--- START OF Records for the task ---

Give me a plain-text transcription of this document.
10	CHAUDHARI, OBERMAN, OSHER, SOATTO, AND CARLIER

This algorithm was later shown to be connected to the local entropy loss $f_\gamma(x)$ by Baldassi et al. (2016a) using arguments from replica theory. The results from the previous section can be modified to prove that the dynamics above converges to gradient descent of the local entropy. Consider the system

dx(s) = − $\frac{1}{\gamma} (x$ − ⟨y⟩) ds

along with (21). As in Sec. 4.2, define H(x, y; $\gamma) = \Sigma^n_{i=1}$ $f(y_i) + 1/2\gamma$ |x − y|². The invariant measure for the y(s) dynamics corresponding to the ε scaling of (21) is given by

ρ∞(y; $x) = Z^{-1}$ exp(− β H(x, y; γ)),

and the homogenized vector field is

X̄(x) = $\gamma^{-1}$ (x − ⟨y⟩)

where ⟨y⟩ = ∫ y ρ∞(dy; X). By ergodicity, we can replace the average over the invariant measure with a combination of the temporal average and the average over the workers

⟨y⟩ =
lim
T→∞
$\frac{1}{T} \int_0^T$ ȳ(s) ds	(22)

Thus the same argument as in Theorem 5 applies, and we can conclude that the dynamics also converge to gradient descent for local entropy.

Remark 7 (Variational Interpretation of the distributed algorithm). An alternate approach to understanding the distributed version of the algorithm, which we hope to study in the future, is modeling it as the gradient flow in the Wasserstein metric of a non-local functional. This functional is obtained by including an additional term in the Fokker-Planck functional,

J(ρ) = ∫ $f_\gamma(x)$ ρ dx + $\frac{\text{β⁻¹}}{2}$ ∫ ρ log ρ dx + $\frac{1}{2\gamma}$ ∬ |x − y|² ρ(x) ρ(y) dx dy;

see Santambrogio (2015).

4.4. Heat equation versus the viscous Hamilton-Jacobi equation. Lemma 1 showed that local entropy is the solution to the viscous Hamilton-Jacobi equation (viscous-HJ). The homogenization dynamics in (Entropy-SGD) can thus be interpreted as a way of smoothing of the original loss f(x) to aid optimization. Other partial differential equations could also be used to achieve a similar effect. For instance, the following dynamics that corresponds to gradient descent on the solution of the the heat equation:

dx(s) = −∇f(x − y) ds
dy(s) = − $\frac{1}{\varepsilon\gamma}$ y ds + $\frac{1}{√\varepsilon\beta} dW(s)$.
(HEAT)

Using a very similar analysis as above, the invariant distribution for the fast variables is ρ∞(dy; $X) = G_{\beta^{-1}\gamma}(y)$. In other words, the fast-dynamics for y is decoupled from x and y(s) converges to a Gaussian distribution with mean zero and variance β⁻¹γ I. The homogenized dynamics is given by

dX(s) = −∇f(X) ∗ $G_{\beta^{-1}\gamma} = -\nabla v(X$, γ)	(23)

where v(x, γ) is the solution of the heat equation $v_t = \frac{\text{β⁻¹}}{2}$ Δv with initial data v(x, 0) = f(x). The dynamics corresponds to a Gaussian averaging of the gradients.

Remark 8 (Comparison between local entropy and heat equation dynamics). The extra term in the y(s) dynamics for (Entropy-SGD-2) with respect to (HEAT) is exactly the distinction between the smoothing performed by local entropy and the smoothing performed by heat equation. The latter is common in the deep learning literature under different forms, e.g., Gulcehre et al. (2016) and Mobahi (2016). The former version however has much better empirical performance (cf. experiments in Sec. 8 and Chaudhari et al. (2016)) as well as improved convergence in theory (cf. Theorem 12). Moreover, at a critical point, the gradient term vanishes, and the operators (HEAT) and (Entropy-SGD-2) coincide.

--- END OF Records for the task ---

Work to be completed:
Work out how many lines above have the string "where" in them, and give only the number.

Complete output:
2